_Records to use_
§ §

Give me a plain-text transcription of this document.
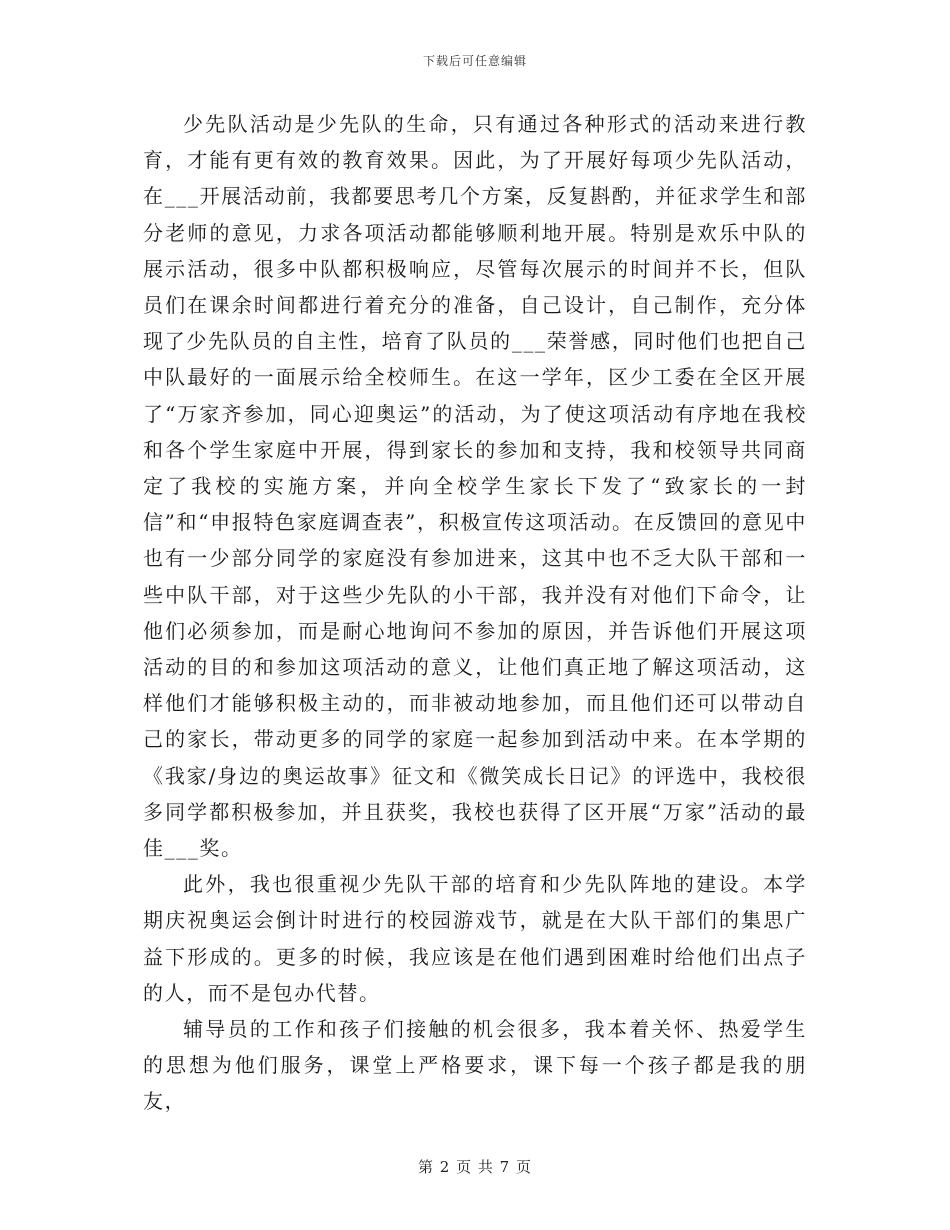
下载后可任意编辑

少先队活动是少先队的生命，只有通过各种形式的活动来进行教育，才能有更有效的教育效果。因此，为了开展好每项少先队活动，在___开展活动前，我都要思考几个方案，反复斟酌，并征求学生和部分老师的意见，力求各项活动都能够顺利地开展。特别是欢乐中队的展示活动，很多中队都积极响应，尽管每次展示的时间并不长，但队员们在课余时间都进行着充分的准备，自己设计，自己制作，充分体现了少先队员的自主性，培育了队员的___荣誉感，同时他们也把自己中队最好的一面展示给全校师生。在这一学年，区少工委在全区开展了“万家齐参加，同心迎奥运”的活动，为了使这项活动有序地在我校和各个学生家庭中开展，得到家长的参加和支持，我和校领导共同商定了我校的实施方案，并向全校学生家长下发了“致家长的一封信”和“申报特色家庭调查表”，积极宣传这项活动。在反馈回的意见中也有一少部分同学的家庭没有参加进来，这其中也不乏大队干部和一些中队干部，对于这些少先队的小干部，我并没有对他们下命令，让他们必须参加，而是耐心地询问不参加的原因，并告诉他们开展这项活动的目的和参加这项活动的意义，让他们真正地了解这项活动，这样他们才能够积极主动的，而非被动地参加，而且他们还可以带动自己的家长，带动更多的同学的家庭一起参加到活动中来。在本学期的《我家/身边的奥运故事》征文和《微笑成长日记》的评选中，我校很多同学都积极参加，并且获奖，我校也获得了区开展“万家”活动的最佳___奖。

此外，我也很重视少先队干部的培育和少先队阵地的建设。本学期庆祝奥运会倒计时进行的校园游戏节，就是在大队干部们的集思广益下形成的。更多的时候，我应该是在他们遇到困难时给他们出点子的人，而不是包办代替。

辅导员的工作和孩子们接触的机会很多，我本着关怀、热爱学生的思想为他们服务，课堂上严格要求，课下每一个孩子都是我的朋友，

第 2 页 共 7 页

§ §

_Description of the task_
Transcribe the full listing above exactly, with the images removed.

_Result of the task_
Give me a plain-text transcription of this document.
下载后可任意编辑

少先队活动是少先队的生命，只有通过各种形式的活动来进行教育，才能有更有效的教育效果。因此，为了开展好每项少先队活动，在___开展活动前，我都要思考几个方案，反复斟酌，并征求学生和部分老师的意见，力求各项活动都能够顺利地开展。特别是欢乐中队的展示活动，很多中队都积极响应，尽管每次展示的时间并不长，但队员们在课余时间都进行着充分的准备，自己设计，自己制作，充分体现了少先队员的自主性，培育了队员的___荣誉感，同时他们也把自己中队最好的一面展示给全校师生。在这一学年，区少工委在全区开展了“万家齐参加，同心迎奥运”的活动，为了使这项活动有序地在我校和各个学生家庭中开展，得到家长的参加和支持，我和校领导共同商定了我校的实施方案，并向全校学生家长下发了“致家长的一封信”和“申报特色家庭调查表”，积极宣传这项活动。在反馈回的意见中也有一少部分同学的家庭没有参加进来，这其中也不乏大队干部和一些中队干部，对于这些少先队的小干部，我并没有对他们下命令，让他们必须参加，而是耐心地询问不参加的原因，并告诉他们开展这项活动的目的和参加这项活动的意义，让他们真正地了解这项活动，这样他们才能够积极主动的，而非被动地参加，而且他们还可以带动自己的家长，带动更多的同学的家庭一起参加到活动中来。在本学期的《我家/身边的奥运故事》征文和《微笑成长日记》的评选中，我校很多同学都积极参加，并且获奖，我校也获得了区开展“万家”活动的最佳___奖。

此外，我也很重视少先队干部的培育和少先队阵地的建设。本学期庆祝奥运会倒计时进行的校园游戏节，就是在大队干部们的集思广益下形成的。更多的时候，我应该是在他们遇到困难时给他们出点子的人，而不是包办代替。

辅导员的工作和孩子们接触的机会很多，我本着关怀、热爱学生的思想为他们服务，课堂上严格要求，课下每一个孩子都是我的朋友，

第 2 页 共 7 页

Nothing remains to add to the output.